== Work to complete ==
Set down the data below without change, skipping the pictures it holds.

== Given information ==
◆ ◆ ◆ ◆ ◆
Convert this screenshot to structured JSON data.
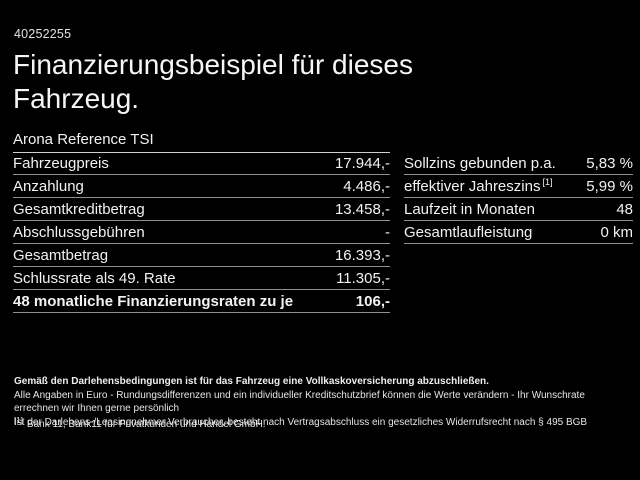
{
  "page": {
    "id_number": "40252255",
    "title": "Finanzierungsbeispiel für dieses Fahrzeug.",
    "subtitle": "Arona Reference TSI"
  },
  "left_table": {
    "rows": [
      {
        "label": "Fahrzeugpreis",
        "value": "17.944,-"
      },
      {
        "label": "Anzahlung",
        "value": "4.486,-"
      },
      {
        "label": "Gesamtkreditbetrag",
        "value": "13.458,-"
      },
      {
        "label": "Abschlussgebühren",
        "value": "-"
      },
      {
        "label": "Gesamtbetrag",
        "value": "16.393,-"
      },
      {
        "label": "Schlussrate als 49. Rate",
        "value": "11.305,-"
      },
      {
        "label": "48 monatliche Finanzierungsraten zu je",
        "value": "106,-"
      }
    ]
  },
  "right_table": {
    "rows": [
      {
        "label": "Sollzins gebunden p.a.",
        "value": "5,83 %"
      },
      {
        "label": "effektiver Jahreszins",
        "sup": "[1]",
        "value": "5,99 %"
      },
      {
        "label": "Laufzeit in Monaten",
        "value": "48"
      },
      {
        "label": "Gesamtlaufleistung",
        "value": "0 km"
      }
    ]
  },
  "footnotes": {
    "insurance_note": "Gemäß den Darlehensbedingungen ist für das Fahrzeug eine Vollkaskoversicherung abzuschließen.",
    "disclaimer_line1": "Alle Angaben in Euro - Rundungsdifferenzen und ein individueller Kreditschutzbrief können die Werte verändern - Ihr Wunschrate errechnen wir Ihnen gerne persönlich",
    "disclaimer_line2": "Ist der Darlehens-/Leasingnehmer Verbraucher, besteht nach Vertragsabschluss ein gesetzliches Widerrufsrecht nach § 495 BGB",
    "bank_marker": "[1]",
    "bank_note": "Bank 11, Bank11 für Privatkunden und Handel GmbH."
  },
  "colors": {
    "background": "#000000",
    "text": "#f2f2f2",
    "separator": "#8f8f8f",
    "header_separator": "#cfcfcf"
  }
}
◆ ◆ ◆ ◆ ◆
== Reply ==
Convert this screenshot to structured JSON data.
{
  "page": {
    "id_number": "40252255",
    "title": "Finanzierungsbeispiel für dieses Fahrzeug.",
    "subtitle": "Arona Reference TSI"
  },
  "left_table": {
    "rows": [
      {
        "label": "Fahrzeugpreis",
        "value": "17.944,-"
      },
      {
        "label": "Anzahlung",
        "value": "4.486,-"
      },
      {
        "label": "Gesamtkreditbetrag",
        "value": "13.458,-"
      },
      {
        "label": "Abschlussgebühren",
        "value": "-"
      },
      {
        "label": "Gesamtbetrag",
        "value": "16.393,-"
      },
      {
        "label": "Schlussrate als 49. Rate",
        "value": "11.305,-"
      },
      {
        "label": "48 monatliche Finanzierungsraten zu je",
        "value": "106,-"
      }
    ]
  },
  "right_table": {
    "rows": [
      {
        "label": "Sollzins gebunden p.a.",
        "value": "5,83 %"
      },
      {
        "label": "effektiver Jahreszins",
        "sup": "[1]",
        "value": "5,99 %"
      },
      {
        "label": "Laufzeit in Monaten",
        "value": "48"
      },
      {
        "label": "Gesamtlaufleistung",
        "value": "0 km"
      }
    ]
  },
  "footnotes": {
    "insurance_note": "Gemäß den Darlehensbedingungen ist für das Fahrzeug eine Vollkaskoversicherung abzuschließen.",
    "disclaimer_line1": "Alle Angaben in Euro - Rundungsdifferenzen und ein individueller Kreditschutzbrief können die Werte verändern - Ihr Wunschrate errechnen wir Ihnen gerne persönlich",
    "disclaimer_line2": "Ist der Darlehens-/Leasingnehmer Verbraucher, besteht nach Vertragsabschluss ein gesetzliches Widerrufsrecht nach § 495 BGB",
    "bank_marker": "[1]",
    "bank_note": "Bank 11, Bank11 für Privatkunden und Handel GmbH."
  },
  "colors": {
    "background": "#000000",
    "text": "#f2f2f2",
    "separator": "#8f8f8f",
    "header_separator": "#cfcfcf"
  }
}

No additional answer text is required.